• **Goal**
In the listing that follows, count each line where the word "xlabel" appears; write nothing but the count.

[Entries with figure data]
———

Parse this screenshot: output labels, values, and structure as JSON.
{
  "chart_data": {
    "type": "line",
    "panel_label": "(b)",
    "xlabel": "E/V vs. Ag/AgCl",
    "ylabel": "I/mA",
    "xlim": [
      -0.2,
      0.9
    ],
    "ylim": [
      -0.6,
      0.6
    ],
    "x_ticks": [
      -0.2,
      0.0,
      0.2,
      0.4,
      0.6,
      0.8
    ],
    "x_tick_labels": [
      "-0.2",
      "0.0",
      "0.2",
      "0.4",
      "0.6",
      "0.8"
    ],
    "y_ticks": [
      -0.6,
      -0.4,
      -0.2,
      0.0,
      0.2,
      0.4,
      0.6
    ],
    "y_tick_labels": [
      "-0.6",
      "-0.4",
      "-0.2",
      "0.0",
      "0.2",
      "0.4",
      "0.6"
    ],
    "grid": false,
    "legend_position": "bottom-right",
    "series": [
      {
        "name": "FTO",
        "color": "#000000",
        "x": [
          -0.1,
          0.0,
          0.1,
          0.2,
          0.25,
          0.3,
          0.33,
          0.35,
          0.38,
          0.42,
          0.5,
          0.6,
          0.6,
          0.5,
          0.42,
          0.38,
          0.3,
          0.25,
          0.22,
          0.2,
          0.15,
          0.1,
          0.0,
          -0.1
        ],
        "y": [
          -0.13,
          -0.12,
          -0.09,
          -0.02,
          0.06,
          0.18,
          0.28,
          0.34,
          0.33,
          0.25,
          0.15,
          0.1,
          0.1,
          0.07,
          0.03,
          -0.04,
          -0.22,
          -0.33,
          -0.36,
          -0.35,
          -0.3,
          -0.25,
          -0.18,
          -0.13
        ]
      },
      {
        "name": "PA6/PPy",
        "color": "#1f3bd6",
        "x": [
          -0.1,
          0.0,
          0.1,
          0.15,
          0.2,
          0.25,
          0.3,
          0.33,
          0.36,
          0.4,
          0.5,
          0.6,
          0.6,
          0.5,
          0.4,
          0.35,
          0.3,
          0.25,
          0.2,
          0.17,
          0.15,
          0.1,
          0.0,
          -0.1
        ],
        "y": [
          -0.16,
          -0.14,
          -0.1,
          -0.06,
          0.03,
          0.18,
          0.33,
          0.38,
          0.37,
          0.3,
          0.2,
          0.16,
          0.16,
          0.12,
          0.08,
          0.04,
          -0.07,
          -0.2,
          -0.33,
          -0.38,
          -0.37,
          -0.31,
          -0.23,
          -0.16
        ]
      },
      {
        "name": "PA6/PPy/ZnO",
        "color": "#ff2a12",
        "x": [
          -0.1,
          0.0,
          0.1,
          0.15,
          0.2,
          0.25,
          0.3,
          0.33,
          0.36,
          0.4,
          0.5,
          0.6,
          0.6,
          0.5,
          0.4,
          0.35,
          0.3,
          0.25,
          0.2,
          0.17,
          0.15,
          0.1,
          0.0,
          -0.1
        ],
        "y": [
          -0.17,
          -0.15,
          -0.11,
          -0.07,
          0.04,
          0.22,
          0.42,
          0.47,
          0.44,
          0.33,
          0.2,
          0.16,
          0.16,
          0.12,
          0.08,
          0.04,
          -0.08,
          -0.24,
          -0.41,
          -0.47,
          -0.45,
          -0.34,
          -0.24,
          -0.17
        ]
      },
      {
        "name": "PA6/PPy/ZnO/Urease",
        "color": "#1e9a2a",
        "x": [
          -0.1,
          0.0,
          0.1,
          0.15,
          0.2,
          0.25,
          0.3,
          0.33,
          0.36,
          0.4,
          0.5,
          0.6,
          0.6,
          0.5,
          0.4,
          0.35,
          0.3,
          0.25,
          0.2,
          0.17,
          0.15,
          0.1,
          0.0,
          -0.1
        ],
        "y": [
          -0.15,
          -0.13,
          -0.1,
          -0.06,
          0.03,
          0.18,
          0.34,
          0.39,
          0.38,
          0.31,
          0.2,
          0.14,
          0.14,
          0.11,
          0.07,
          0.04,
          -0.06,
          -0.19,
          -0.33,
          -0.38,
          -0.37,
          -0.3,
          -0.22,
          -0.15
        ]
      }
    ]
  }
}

———

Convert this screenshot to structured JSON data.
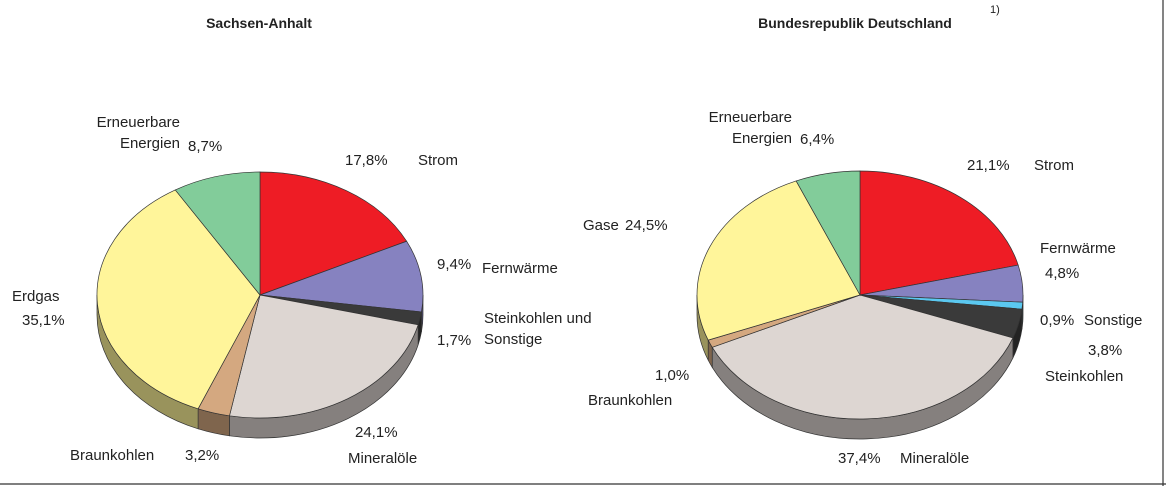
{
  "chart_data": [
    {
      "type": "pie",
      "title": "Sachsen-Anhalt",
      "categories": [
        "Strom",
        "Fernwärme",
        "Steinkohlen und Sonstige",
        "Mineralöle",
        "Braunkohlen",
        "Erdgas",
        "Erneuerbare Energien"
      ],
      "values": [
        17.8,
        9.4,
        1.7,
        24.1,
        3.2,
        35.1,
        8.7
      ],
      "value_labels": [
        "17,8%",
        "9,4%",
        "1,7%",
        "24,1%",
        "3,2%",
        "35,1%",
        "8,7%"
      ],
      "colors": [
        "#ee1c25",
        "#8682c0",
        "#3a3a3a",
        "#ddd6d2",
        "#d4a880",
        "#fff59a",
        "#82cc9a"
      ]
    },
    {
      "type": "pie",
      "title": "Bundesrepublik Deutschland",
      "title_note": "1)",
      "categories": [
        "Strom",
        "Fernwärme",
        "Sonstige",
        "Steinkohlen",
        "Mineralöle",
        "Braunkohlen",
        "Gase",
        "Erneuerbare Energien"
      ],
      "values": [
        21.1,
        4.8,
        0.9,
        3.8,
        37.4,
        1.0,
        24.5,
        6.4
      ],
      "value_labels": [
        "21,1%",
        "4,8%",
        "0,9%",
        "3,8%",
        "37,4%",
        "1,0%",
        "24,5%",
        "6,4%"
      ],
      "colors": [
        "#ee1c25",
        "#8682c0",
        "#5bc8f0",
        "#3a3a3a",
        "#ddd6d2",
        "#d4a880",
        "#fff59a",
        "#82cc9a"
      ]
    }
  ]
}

———

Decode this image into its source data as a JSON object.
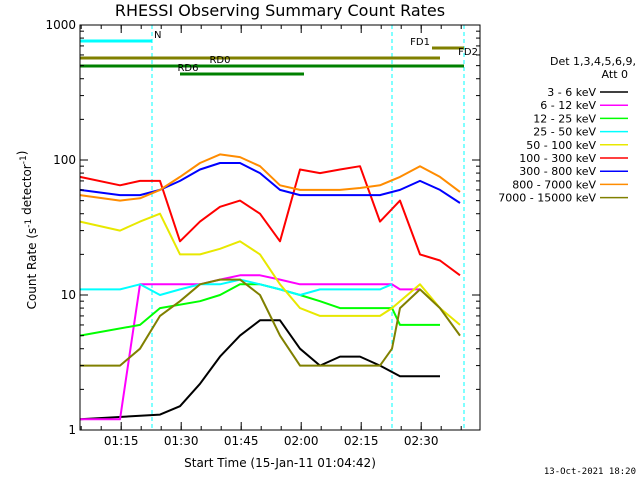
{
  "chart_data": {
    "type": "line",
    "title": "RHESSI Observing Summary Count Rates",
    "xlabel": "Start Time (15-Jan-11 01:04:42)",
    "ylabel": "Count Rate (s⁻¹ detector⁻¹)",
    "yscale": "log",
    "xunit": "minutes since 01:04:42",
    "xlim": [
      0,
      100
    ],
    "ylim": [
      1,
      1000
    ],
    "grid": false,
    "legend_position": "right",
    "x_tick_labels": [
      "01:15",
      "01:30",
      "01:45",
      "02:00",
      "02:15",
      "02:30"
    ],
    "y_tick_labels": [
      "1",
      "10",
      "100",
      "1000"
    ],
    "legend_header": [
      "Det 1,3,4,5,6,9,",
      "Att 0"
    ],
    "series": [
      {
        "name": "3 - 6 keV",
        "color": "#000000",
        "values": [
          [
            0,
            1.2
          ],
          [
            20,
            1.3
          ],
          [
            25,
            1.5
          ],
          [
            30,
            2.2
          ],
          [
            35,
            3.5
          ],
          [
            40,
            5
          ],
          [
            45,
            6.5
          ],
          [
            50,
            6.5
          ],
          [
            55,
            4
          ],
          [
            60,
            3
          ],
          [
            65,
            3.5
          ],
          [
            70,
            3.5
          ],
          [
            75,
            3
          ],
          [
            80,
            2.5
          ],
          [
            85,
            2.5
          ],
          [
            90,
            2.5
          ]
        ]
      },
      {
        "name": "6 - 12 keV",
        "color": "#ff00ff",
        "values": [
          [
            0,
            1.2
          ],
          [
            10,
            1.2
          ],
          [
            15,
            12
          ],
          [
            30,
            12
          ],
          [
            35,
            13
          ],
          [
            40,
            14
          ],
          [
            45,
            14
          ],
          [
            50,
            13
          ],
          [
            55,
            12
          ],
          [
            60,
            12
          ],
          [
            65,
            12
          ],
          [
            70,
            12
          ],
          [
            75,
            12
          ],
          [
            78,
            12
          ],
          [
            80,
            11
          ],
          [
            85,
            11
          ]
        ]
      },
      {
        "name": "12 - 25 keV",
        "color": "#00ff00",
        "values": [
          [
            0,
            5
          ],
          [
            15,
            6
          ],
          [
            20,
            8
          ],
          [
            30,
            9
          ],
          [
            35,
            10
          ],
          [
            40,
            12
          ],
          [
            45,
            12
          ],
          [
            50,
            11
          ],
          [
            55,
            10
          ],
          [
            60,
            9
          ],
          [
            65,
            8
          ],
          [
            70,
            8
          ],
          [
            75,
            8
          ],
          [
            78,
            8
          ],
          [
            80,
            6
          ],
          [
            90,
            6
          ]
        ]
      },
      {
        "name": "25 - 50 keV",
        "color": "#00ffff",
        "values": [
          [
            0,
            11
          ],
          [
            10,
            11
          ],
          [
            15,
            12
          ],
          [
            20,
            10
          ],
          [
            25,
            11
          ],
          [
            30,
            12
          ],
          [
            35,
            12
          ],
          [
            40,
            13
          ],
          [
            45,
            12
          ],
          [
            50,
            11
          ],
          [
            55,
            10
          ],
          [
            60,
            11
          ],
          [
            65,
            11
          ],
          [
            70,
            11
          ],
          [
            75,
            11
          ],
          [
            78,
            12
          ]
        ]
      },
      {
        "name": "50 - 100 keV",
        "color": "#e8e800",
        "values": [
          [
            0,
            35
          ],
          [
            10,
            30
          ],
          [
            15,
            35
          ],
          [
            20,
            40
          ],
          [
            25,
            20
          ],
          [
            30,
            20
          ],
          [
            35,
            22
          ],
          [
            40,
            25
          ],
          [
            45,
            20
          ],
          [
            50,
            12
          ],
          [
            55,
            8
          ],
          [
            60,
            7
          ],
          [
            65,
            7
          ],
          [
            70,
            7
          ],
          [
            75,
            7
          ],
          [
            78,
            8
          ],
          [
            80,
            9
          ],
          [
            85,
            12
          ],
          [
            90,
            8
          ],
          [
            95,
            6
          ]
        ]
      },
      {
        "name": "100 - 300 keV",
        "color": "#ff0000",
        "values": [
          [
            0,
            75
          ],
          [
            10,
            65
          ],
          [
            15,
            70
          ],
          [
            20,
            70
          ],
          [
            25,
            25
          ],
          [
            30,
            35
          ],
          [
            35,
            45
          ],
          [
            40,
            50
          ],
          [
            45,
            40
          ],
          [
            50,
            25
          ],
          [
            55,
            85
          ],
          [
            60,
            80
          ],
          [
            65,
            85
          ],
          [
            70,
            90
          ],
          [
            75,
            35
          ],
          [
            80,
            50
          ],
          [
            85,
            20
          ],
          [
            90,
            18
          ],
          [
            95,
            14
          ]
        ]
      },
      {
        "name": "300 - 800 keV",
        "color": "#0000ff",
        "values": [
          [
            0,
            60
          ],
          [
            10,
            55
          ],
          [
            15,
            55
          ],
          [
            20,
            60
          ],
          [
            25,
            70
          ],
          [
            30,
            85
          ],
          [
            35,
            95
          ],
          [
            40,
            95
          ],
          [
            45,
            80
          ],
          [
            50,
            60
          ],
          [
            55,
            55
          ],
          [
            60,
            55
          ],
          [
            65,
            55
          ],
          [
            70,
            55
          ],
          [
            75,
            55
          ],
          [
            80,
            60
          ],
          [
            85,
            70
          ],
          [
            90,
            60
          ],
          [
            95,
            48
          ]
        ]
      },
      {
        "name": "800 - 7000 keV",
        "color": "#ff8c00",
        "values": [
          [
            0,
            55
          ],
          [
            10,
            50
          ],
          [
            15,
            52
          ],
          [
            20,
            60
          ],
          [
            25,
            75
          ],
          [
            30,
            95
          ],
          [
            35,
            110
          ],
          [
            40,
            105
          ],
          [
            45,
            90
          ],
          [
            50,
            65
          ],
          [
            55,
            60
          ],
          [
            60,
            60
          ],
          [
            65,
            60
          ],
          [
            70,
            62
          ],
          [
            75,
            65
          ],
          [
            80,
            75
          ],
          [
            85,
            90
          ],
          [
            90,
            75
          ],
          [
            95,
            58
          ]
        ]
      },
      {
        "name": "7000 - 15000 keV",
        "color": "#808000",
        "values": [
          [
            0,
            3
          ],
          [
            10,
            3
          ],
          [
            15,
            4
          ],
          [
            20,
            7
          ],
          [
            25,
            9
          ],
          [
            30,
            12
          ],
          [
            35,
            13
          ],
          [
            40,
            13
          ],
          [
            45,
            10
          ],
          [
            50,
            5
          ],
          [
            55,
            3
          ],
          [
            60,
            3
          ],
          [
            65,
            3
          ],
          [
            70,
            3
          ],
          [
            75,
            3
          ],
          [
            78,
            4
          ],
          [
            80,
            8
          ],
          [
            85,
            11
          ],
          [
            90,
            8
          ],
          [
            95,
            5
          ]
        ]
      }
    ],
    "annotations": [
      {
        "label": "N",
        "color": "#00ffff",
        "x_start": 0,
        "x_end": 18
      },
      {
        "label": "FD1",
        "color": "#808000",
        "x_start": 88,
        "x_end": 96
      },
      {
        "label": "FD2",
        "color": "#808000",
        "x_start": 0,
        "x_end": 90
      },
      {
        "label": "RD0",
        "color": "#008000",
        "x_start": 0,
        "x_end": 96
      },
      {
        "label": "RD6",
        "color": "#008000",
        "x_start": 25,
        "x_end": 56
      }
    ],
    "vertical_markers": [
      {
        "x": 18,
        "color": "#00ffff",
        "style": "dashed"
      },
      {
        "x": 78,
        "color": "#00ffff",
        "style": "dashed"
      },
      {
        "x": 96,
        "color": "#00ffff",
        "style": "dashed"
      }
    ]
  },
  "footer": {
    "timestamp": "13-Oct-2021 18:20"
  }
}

———

• **Answer to the exercise**
2